AIM:
Scan the material below for the string "JSON", and copy every line where it shows up.

** Begin DATASET CONTENT **

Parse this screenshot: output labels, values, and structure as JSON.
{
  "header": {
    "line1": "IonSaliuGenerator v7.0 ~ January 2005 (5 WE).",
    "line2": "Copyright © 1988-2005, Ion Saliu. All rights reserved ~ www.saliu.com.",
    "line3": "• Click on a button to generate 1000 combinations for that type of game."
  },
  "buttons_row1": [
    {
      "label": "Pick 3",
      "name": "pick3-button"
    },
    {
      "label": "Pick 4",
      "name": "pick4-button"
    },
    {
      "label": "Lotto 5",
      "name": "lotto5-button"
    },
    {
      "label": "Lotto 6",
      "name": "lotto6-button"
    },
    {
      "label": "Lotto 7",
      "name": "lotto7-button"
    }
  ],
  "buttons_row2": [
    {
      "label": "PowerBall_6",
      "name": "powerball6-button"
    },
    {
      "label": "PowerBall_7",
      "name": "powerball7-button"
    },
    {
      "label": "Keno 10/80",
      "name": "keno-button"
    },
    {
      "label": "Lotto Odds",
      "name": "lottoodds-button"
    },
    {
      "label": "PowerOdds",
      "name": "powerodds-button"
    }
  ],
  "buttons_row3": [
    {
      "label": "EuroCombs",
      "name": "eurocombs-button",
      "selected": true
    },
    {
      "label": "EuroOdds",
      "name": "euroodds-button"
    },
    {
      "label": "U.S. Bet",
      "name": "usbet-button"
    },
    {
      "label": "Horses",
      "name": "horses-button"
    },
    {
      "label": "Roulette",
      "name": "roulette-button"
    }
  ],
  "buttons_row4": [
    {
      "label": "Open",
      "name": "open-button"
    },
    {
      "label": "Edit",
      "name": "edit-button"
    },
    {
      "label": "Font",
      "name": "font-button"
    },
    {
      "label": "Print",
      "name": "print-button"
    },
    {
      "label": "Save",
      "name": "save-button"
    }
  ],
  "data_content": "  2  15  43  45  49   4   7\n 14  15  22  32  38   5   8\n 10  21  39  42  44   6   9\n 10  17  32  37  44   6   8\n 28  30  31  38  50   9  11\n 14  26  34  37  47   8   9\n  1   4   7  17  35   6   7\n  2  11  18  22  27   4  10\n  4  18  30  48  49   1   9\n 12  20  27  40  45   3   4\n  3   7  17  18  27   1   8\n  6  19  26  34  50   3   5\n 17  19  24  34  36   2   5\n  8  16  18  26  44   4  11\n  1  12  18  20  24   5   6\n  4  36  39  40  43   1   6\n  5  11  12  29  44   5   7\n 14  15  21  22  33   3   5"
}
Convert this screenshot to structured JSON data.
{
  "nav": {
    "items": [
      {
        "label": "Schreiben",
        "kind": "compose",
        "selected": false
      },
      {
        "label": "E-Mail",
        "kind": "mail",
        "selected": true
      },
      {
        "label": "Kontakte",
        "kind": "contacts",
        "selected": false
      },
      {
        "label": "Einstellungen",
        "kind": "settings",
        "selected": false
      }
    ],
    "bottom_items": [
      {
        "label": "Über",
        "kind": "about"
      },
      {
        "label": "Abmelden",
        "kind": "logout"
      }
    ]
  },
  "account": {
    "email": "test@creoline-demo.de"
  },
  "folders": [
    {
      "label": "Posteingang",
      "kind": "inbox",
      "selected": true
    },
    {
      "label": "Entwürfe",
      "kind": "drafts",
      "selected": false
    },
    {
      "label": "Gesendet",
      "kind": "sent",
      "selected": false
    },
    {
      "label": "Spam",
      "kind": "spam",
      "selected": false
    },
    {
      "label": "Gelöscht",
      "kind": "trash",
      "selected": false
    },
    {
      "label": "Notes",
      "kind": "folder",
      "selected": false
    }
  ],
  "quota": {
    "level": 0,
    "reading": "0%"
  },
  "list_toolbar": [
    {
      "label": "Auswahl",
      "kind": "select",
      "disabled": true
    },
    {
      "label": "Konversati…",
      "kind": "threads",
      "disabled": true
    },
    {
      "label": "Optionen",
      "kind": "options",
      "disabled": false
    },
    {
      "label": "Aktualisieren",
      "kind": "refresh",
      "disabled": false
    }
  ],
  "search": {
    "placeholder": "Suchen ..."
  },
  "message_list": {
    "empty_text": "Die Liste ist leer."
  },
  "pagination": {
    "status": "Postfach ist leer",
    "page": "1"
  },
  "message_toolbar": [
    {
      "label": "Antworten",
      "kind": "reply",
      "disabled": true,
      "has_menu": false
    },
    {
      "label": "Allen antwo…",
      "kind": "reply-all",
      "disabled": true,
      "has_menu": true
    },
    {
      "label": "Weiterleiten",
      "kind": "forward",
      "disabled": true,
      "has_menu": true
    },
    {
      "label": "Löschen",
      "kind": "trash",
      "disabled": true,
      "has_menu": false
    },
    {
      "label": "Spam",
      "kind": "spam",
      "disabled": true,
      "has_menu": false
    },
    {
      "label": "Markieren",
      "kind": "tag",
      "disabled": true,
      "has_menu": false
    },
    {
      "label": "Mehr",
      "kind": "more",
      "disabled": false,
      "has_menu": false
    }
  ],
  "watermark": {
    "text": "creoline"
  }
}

** End DATASET CONTENT **

FINISHED ANSWER:
Parse this screenshot: output labels, values, and structure as JSON.
Convert this screenshot to structured JSON data.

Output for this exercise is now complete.